[START OF Supplied entries]

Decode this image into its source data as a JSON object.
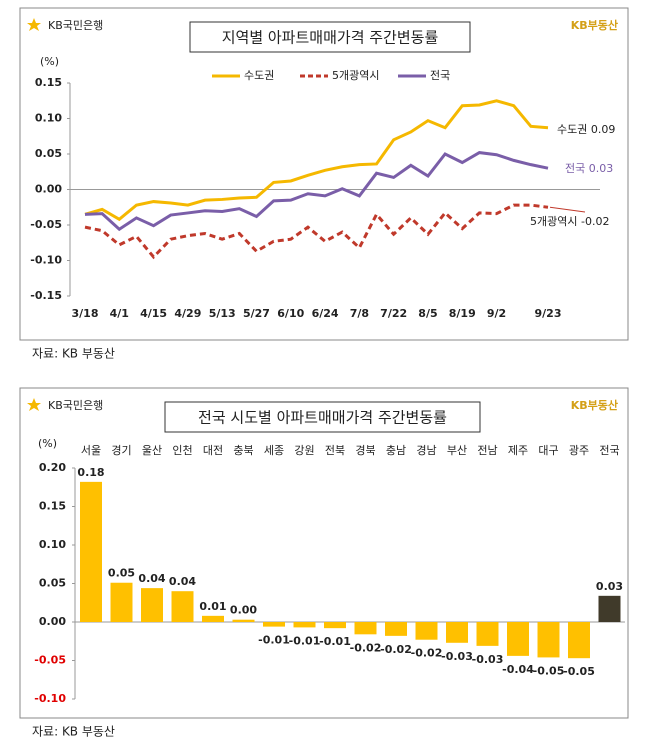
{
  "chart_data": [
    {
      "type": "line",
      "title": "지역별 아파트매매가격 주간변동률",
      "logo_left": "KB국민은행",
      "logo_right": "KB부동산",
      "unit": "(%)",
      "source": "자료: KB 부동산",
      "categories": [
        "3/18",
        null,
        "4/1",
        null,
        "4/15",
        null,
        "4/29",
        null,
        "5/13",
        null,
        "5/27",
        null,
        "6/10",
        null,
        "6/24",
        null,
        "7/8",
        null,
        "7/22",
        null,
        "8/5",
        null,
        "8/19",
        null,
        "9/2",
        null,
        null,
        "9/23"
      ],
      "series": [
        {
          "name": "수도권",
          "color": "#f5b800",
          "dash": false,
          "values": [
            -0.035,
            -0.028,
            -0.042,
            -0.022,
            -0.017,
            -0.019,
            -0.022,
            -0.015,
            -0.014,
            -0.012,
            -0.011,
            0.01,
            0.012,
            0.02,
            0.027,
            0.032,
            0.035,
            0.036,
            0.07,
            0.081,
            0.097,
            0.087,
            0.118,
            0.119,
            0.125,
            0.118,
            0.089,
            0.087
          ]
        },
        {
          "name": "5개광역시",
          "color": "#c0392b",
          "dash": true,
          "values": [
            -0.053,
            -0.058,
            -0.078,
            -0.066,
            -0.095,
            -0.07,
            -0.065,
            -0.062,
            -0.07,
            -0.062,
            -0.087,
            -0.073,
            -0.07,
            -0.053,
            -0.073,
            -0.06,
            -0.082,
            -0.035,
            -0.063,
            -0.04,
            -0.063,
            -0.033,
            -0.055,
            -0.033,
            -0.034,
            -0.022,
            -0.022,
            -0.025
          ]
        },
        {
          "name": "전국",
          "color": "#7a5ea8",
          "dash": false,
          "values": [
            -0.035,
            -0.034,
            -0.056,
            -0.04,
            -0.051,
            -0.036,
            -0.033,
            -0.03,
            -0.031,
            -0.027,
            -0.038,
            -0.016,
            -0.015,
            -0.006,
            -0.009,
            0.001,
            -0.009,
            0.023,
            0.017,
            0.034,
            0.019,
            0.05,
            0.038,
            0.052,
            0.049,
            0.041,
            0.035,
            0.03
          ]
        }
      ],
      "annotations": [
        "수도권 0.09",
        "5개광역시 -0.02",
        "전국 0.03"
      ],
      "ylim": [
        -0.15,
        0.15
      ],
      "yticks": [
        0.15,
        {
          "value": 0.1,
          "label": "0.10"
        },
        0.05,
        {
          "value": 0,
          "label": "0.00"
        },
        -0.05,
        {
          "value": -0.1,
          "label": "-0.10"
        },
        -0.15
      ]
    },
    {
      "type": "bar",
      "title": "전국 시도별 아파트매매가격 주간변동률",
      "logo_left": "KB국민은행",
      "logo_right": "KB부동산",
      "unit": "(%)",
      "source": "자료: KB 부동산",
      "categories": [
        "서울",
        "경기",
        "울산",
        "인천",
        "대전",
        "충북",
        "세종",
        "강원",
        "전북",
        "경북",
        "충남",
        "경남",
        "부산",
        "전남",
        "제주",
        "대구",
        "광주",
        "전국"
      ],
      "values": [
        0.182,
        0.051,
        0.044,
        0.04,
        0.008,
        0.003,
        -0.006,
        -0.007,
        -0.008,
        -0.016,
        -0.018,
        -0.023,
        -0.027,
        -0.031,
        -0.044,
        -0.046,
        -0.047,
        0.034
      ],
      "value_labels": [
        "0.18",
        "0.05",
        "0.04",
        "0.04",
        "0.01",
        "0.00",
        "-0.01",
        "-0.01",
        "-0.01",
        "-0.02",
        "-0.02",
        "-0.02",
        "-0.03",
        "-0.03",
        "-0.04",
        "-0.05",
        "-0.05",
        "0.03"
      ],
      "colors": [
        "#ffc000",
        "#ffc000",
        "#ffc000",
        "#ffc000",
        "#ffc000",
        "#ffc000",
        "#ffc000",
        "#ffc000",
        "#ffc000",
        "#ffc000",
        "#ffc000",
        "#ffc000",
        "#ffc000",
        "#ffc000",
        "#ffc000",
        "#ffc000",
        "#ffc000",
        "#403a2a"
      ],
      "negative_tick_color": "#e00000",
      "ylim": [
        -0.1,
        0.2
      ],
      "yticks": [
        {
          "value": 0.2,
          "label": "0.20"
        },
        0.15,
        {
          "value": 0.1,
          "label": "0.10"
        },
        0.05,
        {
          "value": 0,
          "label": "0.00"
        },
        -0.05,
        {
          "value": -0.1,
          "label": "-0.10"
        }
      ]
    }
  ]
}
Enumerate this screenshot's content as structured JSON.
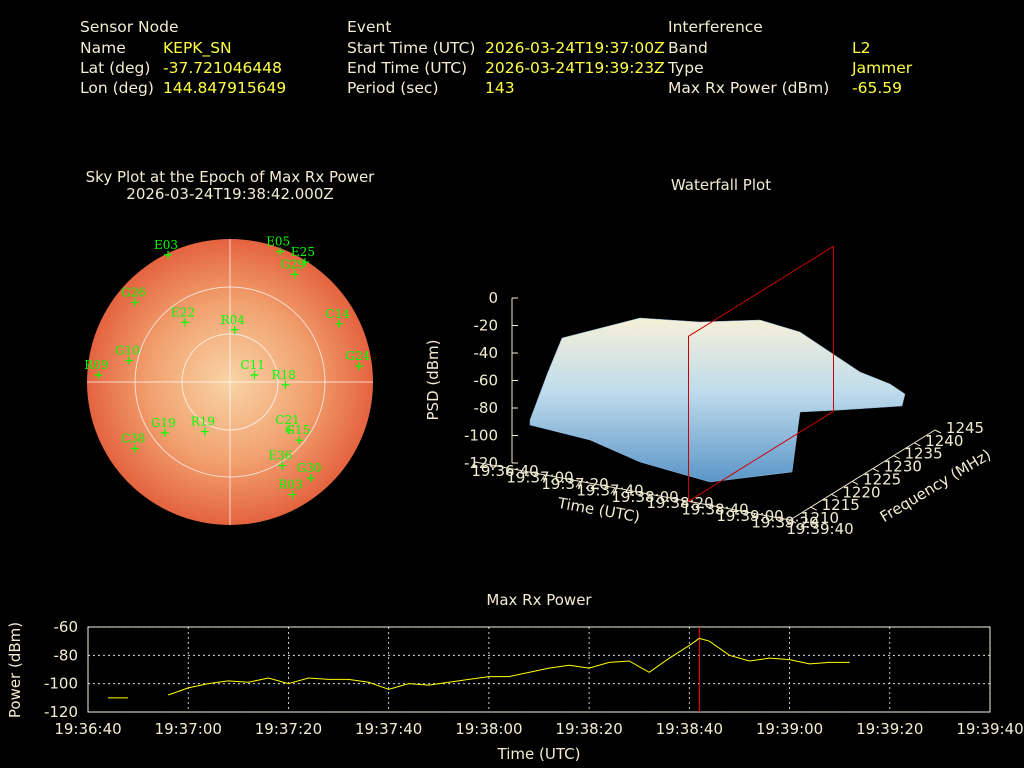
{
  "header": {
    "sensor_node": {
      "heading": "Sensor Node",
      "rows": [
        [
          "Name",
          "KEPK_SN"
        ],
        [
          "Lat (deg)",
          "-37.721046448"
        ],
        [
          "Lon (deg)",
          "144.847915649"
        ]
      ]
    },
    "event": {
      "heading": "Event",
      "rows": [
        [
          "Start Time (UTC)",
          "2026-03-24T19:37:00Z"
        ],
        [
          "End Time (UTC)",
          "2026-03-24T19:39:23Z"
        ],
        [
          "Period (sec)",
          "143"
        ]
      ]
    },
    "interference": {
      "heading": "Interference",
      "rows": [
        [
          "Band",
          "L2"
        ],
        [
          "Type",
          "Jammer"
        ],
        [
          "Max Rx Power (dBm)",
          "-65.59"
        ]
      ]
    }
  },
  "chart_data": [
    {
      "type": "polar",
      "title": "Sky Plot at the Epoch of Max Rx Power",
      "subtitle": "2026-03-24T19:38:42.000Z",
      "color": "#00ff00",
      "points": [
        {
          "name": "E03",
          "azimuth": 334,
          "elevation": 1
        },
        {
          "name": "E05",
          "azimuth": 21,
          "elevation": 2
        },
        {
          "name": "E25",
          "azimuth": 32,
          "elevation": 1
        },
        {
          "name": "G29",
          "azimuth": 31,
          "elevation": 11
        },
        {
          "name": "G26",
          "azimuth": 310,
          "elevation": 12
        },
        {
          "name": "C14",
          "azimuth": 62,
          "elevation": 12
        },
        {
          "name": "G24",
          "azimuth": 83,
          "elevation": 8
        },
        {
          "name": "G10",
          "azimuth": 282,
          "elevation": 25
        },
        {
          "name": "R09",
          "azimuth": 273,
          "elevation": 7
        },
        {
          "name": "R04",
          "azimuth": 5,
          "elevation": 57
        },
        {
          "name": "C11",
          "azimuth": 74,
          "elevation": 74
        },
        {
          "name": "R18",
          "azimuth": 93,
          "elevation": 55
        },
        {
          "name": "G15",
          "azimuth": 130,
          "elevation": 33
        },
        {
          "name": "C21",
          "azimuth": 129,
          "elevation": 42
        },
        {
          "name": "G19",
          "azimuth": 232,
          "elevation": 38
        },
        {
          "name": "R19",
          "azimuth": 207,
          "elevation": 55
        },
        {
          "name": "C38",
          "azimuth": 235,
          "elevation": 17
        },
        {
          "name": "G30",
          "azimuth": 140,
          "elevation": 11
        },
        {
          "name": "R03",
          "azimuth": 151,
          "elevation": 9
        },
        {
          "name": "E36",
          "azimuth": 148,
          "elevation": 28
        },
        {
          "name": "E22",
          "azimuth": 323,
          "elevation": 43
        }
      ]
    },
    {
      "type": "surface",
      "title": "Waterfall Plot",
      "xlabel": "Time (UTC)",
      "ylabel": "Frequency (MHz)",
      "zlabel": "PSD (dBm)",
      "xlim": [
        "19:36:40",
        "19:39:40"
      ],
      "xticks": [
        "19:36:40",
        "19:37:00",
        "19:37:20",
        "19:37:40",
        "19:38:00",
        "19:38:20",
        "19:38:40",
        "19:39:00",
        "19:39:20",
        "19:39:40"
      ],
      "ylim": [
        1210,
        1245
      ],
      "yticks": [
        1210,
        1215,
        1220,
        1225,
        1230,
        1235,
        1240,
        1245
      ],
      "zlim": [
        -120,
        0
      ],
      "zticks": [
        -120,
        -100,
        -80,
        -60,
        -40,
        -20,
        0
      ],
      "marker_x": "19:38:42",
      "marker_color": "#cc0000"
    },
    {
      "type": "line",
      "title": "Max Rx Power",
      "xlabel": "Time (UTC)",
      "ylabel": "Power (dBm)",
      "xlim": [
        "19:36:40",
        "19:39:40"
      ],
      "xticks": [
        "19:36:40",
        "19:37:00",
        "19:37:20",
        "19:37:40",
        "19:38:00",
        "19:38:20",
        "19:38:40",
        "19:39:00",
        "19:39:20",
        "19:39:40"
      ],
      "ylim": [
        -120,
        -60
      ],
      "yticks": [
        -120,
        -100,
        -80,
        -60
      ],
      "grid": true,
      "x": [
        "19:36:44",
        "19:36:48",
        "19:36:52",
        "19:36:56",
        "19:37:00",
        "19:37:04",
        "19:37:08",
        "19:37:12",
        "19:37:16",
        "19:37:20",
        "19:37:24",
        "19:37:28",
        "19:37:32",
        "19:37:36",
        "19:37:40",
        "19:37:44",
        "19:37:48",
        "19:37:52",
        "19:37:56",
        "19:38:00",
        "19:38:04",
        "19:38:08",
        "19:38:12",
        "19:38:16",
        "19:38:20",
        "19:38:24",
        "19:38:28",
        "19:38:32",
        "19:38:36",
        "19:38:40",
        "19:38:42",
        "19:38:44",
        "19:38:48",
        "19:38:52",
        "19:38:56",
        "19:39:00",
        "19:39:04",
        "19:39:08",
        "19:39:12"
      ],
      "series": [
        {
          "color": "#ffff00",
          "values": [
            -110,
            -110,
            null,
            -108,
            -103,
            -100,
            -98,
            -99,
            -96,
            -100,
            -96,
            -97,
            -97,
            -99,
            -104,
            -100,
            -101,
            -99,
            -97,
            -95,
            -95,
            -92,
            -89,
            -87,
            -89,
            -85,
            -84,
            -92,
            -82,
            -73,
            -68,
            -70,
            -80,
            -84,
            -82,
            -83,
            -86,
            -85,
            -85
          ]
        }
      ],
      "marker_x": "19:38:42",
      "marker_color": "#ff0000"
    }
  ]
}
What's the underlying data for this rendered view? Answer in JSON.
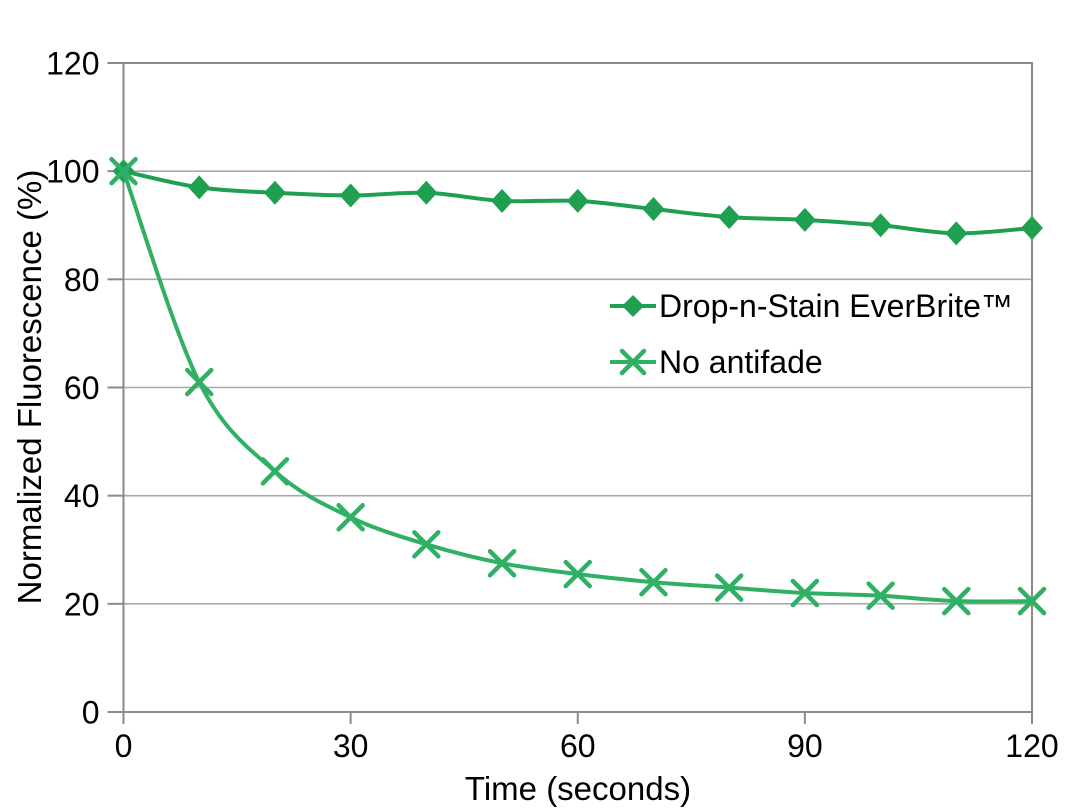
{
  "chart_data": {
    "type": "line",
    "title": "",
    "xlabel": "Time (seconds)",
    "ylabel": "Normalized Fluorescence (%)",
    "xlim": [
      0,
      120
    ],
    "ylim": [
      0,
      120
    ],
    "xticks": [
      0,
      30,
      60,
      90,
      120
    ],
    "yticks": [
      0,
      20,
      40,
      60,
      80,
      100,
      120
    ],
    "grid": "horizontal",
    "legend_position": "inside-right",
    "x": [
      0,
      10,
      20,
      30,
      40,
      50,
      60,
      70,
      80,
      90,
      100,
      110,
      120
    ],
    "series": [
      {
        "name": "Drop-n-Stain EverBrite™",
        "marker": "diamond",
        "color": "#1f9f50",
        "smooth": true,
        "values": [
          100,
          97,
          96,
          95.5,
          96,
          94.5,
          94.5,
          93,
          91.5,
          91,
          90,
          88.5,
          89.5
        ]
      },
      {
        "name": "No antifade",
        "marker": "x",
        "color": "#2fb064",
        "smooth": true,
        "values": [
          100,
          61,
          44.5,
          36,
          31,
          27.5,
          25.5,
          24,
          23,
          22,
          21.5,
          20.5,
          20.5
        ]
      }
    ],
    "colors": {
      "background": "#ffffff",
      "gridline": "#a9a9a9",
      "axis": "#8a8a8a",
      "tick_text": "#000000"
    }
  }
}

[END OF Supplied entries]

### Task instructions:
No pictures belong in the copy: reproduce exactly the lines above from the one that contains "What's the underlying" through the last line of the entries.

### Exercise solution:
What's the underlying data for this rendered view? Answer in JSON.
{
  "chart_data": {
    "type": "line",
    "title": "",
    "xlabel": "Time (seconds)",
    "ylabel": "Normalized Fluorescence (%)",
    "xlim": [
      0,
      120
    ],
    "ylim": [
      0,
      120
    ],
    "xticks": [
      0,
      30,
      60,
      90,
      120
    ],
    "yticks": [
      0,
      20,
      40,
      60,
      80,
      100,
      120
    ],
    "grid": "horizontal",
    "legend_position": "inside-right",
    "x": [
      0,
      10,
      20,
      30,
      40,
      50,
      60,
      70,
      80,
      90,
      100,
      110,
      120
    ],
    "series": [
      {
        "name": "Drop-n-Stain EverBrite™",
        "marker": "diamond",
        "color": "#1f9f50",
        "smooth": true,
        "values": [
          100,
          97,
          96,
          95.5,
          96,
          94.5,
          94.5,
          93,
          91.5,
          91,
          90,
          88.5,
          89.5
        ]
      },
      {
        "name": "No antifade",
        "marker": "x",
        "color": "#2fb064",
        "smooth": true,
        "values": [
          100,
          61,
          44.5,
          36,
          31,
          27.5,
          25.5,
          24,
          23,
          22,
          21.5,
          20.5,
          20.5
        ]
      }
    ],
    "colors": {
      "background": "#ffffff",
      "gridline": "#a9a9a9",
      "axis": "#8a8a8a",
      "tick_text": "#000000"
    }
  }
}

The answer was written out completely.